▶ [Exercise details]: Write out each line exactly as it stands, please.

▶ [Input data]:
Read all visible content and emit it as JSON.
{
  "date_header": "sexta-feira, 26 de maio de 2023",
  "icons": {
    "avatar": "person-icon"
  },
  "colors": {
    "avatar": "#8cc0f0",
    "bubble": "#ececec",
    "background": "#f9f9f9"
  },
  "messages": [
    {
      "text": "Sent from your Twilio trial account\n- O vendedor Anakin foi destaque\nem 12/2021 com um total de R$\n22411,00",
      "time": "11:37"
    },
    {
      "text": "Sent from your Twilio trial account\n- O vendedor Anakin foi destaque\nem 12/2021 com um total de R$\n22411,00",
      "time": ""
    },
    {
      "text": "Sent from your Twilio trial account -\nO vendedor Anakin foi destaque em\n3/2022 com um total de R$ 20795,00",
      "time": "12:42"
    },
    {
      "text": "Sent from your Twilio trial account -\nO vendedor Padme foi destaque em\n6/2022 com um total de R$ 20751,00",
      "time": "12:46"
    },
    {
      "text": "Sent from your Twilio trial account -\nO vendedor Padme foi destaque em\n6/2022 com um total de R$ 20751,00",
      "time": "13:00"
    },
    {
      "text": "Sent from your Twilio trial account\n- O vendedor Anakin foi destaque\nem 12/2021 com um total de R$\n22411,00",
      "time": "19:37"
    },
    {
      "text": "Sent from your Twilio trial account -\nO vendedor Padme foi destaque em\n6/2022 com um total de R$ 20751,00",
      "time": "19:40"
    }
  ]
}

▶ [Response]:
Read all visible content and emit it as JSON.
{
  "date_header": "sexta-feira, 26 de maio de 2023",
  "icons": {
    "avatar": "person-icon"
  },
  "colors": {
    "avatar": "#8cc0f0",
    "bubble": "#ececec",
    "background": "#f9f9f9"
  },
  "messages": [
    {
      "text": "Sent from your Twilio trial account\n- O vendedor Anakin foi destaque\nem 12/2021 com um total de R$\n22411,00",
      "time": "11:37"
    },
    {
      "text": "Sent from your Twilio trial account\n- O vendedor Anakin foi destaque\nem 12/2021 com um total de R$\n22411,00",
      "time": ""
    },
    {
      "text": "Sent from your Twilio trial account -\nO vendedor Anakin foi destaque em\n3/2022 com um total de R$ 20795,00",
      "time": "12:42"
    },
    {
      "text": "Sent from your Twilio trial account -\nO vendedor Padme foi destaque em\n6/2022 com um total de R$ 20751,00",
      "time": "12:46"
    },
    {
      "text": "Sent from your Twilio trial account -\nO vendedor Padme foi destaque em\n6/2022 com um total de R$ 20751,00",
      "time": "13:00"
    },
    {
      "text": "Sent from your Twilio trial account\n- O vendedor Anakin foi destaque\nem 12/2021 com um total de R$\n22411,00",
      "time": "19:37"
    },
    {
      "text": "Sent from your Twilio trial account -\nO vendedor Padme foi destaque em\n6/2022 com um total de R$ 20751,00",
      "time": "19:40"
    }
  ]
}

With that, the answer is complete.